Dataset rows |
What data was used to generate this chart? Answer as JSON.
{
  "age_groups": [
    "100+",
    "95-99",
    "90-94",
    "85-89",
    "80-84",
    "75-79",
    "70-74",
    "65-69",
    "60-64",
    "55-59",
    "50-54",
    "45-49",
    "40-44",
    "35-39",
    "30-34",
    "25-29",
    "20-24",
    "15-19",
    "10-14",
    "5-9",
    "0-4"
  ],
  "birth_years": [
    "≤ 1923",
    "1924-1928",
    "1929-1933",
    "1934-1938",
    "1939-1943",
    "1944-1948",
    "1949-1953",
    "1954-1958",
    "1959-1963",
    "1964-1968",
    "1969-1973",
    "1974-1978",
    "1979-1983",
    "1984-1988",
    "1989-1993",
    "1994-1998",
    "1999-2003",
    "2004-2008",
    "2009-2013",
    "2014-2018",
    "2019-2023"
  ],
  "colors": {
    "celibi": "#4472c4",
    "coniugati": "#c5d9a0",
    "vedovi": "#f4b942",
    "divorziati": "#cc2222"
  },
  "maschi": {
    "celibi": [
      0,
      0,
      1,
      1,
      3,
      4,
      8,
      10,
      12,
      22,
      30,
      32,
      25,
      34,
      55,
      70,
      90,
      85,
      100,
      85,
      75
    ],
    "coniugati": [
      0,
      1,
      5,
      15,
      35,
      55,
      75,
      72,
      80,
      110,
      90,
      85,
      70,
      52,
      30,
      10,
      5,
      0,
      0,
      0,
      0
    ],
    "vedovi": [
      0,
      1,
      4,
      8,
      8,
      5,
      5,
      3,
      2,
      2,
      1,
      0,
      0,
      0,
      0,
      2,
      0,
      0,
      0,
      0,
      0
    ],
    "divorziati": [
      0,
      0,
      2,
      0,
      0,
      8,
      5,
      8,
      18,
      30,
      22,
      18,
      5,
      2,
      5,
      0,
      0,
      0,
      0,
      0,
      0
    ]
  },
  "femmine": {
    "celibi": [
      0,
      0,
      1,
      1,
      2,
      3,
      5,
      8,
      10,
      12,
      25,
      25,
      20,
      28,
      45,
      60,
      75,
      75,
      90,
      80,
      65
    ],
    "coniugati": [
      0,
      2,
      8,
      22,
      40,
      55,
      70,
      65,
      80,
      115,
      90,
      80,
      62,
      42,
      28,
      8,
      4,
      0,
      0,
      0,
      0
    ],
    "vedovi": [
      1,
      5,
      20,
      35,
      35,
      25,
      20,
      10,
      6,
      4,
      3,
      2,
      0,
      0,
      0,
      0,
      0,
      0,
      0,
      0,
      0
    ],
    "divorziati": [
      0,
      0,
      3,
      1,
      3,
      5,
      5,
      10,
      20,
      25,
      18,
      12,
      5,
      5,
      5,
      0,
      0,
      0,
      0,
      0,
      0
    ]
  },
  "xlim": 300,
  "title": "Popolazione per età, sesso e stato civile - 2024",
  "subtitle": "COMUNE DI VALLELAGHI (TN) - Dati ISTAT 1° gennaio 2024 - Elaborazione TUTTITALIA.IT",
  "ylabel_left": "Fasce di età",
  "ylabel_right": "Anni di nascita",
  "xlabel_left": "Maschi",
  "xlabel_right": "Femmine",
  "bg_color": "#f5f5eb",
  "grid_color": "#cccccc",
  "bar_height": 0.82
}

Problem description |
Go through the entries and repeat each one exactly.

Result |
What data was used to generate this chart? Answer as JSON.
{
  "age_groups": [
    "100+",
    "95-99",
    "90-94",
    "85-89",
    "80-84",
    "75-79",
    "70-74",
    "65-69",
    "60-64",
    "55-59",
    "50-54",
    "45-49",
    "40-44",
    "35-39",
    "30-34",
    "25-29",
    "20-24",
    "15-19",
    "10-14",
    "5-9",
    "0-4"
  ],
  "birth_years": [
    "≤ 1923",
    "1924-1928",
    "1929-1933",
    "1934-1938",
    "1939-1943",
    "1944-1948",
    "1949-1953",
    "1954-1958",
    "1959-1963",
    "1964-1968",
    "1969-1973",
    "1974-1978",
    "1979-1983",
    "1984-1988",
    "1989-1993",
    "1994-1998",
    "1999-2003",
    "2004-2008",
    "2009-2013",
    "2014-2018",
    "2019-2023"
  ],
  "colors": {
    "celibi": "#4472c4",
    "coniugati": "#c5d9a0",
    "vedovi": "#f4b942",
    "divorziati": "#cc2222"
  },
  "maschi": {
    "celibi": [
      0,
      0,
      1,
      1,
      3,
      4,
      8,
      10,
      12,
      22,
      30,
      32,
      25,
      34,
      55,
      70,
      90,
      85,
      100,
      85,
      75
    ],
    "coniugati": [
      0,
      1,
      5,
      15,
      35,
      55,
      75,
      72,
      80,
      110,
      90,
      85,
      70,
      52,
      30,
      10,
      5,
      0,
      0,
      0,
      0
    ],
    "vedovi": [
      0,
      1,
      4,
      8,
      8,
      5,
      5,
      3,
      2,
      2,
      1,
      0,
      0,
      0,
      0,
      2,
      0,
      0,
      0,
      0,
      0
    ],
    "divorziati": [
      0,
      0,
      2,
      0,
      0,
      8,
      5,
      8,
      18,
      30,
      22,
      18,
      5,
      2,
      5,
      0,
      0,
      0,
      0,
      0,
      0
    ]
  },
  "femmine": {
    "celibi": [
      0,
      0,
      1,
      1,
      2,
      3,
      5,
      8,
      10,
      12,
      25,
      25,
      20,
      28,
      45,
      60,
      75,
      75,
      90,
      80,
      65
    ],
    "coniugati": [
      0,
      2,
      8,
      22,
      40,
      55,
      70,
      65,
      80,
      115,
      90,
      80,
      62,
      42,
      28,
      8,
      4,
      0,
      0,
      0,
      0
    ],
    "vedovi": [
      1,
      5,
      20,
      35,
      35,
      25,
      20,
      10,
      6,
      4,
      3,
      2,
      0,
      0,
      0,
      0,
      0,
      0,
      0,
      0,
      0
    ],
    "divorziati": [
      0,
      0,
      3,
      1,
      3,
      5,
      5,
      10,
      20,
      25,
      18,
      12,
      5,
      5,
      5,
      0,
      0,
      0,
      0,
      0,
      0
    ]
  },
  "xlim": 300,
  "title": "Popolazione per età, sesso e stato civile - 2024",
  "subtitle": "COMUNE DI VALLELAGHI (TN) - Dati ISTAT 1° gennaio 2024 - Elaborazione TUTTITALIA.IT",
  "ylabel_left": "Fasce di età",
  "ylabel_right": "Anni di nascita",
  "xlabel_left": "Maschi",
  "xlabel_right": "Femmine",
  "bg_color": "#f5f5eb",
  "grid_color": "#cccccc",
  "bar_height": 0.82
}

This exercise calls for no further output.